→ Provided information:
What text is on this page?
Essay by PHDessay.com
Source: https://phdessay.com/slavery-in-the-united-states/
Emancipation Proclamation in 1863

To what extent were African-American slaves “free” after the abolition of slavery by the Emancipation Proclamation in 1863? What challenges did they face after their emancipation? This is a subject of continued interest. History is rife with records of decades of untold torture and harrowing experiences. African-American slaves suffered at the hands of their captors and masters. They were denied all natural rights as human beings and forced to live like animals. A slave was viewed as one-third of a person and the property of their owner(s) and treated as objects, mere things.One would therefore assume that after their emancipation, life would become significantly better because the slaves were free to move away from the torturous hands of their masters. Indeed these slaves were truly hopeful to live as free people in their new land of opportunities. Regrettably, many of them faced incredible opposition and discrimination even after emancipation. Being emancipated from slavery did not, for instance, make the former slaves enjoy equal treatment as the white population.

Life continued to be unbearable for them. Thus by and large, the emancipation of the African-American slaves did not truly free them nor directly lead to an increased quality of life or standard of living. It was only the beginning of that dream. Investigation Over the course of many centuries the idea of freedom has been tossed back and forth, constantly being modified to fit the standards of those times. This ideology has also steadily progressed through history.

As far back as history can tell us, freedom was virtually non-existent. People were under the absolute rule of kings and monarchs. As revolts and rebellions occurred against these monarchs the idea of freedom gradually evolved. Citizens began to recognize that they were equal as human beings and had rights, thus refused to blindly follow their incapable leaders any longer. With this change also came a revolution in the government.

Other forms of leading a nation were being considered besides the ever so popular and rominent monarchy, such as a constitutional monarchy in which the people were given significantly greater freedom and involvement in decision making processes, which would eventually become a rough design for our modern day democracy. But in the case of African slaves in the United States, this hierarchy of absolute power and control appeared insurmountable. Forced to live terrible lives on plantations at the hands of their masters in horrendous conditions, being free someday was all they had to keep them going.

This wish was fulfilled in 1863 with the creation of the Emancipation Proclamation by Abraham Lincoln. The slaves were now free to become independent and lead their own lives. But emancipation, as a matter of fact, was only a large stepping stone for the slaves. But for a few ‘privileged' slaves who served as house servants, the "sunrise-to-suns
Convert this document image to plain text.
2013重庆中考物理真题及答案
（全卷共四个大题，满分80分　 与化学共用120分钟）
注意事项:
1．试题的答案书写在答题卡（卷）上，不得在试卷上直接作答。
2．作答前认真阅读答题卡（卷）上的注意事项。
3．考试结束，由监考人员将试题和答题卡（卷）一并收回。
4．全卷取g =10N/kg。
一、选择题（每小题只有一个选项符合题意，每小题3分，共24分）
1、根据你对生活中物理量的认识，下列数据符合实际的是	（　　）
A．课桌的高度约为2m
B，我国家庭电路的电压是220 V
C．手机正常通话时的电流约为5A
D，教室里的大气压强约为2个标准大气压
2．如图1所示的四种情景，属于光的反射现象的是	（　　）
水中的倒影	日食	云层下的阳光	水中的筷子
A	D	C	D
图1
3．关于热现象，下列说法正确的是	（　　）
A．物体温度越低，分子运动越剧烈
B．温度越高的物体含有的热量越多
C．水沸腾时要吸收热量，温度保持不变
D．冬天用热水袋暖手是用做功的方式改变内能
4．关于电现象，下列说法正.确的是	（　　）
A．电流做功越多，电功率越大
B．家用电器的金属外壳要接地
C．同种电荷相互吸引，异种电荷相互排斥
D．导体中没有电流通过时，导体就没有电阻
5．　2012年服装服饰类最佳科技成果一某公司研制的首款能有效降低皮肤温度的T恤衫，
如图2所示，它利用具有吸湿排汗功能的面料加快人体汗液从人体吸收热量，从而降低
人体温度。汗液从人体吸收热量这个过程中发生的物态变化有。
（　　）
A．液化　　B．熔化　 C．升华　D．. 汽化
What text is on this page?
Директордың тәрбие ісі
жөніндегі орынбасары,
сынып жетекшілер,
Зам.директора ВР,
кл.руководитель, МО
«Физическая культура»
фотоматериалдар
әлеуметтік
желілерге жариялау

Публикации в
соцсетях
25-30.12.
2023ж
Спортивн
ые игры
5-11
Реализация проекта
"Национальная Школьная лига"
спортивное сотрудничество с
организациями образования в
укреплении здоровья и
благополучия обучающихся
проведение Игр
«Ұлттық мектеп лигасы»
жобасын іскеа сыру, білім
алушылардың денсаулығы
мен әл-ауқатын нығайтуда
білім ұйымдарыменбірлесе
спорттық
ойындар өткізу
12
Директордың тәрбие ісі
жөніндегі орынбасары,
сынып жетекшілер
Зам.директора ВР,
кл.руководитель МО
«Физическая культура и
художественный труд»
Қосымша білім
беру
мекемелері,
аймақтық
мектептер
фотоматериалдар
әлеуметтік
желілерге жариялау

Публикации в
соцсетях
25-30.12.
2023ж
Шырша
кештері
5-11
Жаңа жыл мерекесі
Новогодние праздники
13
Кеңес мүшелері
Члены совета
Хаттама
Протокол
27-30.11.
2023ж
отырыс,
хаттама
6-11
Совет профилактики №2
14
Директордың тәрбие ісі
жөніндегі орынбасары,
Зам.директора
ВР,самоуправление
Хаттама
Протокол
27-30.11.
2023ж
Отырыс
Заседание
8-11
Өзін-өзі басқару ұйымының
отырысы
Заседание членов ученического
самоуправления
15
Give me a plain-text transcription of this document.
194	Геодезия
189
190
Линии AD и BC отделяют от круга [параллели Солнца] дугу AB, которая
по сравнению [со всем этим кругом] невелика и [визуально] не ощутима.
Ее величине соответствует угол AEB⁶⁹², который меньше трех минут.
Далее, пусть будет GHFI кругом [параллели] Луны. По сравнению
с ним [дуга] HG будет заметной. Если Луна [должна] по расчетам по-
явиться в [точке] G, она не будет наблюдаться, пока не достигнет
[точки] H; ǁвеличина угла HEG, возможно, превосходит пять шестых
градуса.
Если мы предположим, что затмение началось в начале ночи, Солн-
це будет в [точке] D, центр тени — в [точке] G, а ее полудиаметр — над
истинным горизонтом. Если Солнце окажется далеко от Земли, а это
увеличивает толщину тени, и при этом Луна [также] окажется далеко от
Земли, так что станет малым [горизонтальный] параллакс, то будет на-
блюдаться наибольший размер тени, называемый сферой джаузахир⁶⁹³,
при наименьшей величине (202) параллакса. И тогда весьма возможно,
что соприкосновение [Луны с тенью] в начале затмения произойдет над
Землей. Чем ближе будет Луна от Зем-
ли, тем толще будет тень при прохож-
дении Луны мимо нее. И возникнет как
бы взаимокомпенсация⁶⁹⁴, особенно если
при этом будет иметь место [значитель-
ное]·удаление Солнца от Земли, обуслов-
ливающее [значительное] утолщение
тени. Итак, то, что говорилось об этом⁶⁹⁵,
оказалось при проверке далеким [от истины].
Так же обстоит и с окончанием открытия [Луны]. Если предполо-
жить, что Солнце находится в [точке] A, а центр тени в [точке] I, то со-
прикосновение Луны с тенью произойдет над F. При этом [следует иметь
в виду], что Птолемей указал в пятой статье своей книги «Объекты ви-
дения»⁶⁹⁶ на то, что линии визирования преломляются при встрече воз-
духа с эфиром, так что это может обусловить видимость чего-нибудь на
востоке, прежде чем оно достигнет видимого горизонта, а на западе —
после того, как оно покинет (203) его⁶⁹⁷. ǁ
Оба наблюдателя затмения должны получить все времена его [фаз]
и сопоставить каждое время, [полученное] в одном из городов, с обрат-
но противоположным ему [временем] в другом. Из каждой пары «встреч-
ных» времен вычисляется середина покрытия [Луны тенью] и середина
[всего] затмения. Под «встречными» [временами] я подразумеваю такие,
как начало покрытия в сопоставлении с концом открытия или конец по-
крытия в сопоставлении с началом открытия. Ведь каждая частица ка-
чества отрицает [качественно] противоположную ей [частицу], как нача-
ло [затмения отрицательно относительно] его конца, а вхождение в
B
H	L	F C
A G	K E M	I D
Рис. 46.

→ To do:
Using the records above, copy each line that contains "білім".

→ Full output:
жобасын іскеа сыру, білім
білім ұйымдарыменбірлесе
Қосымша білім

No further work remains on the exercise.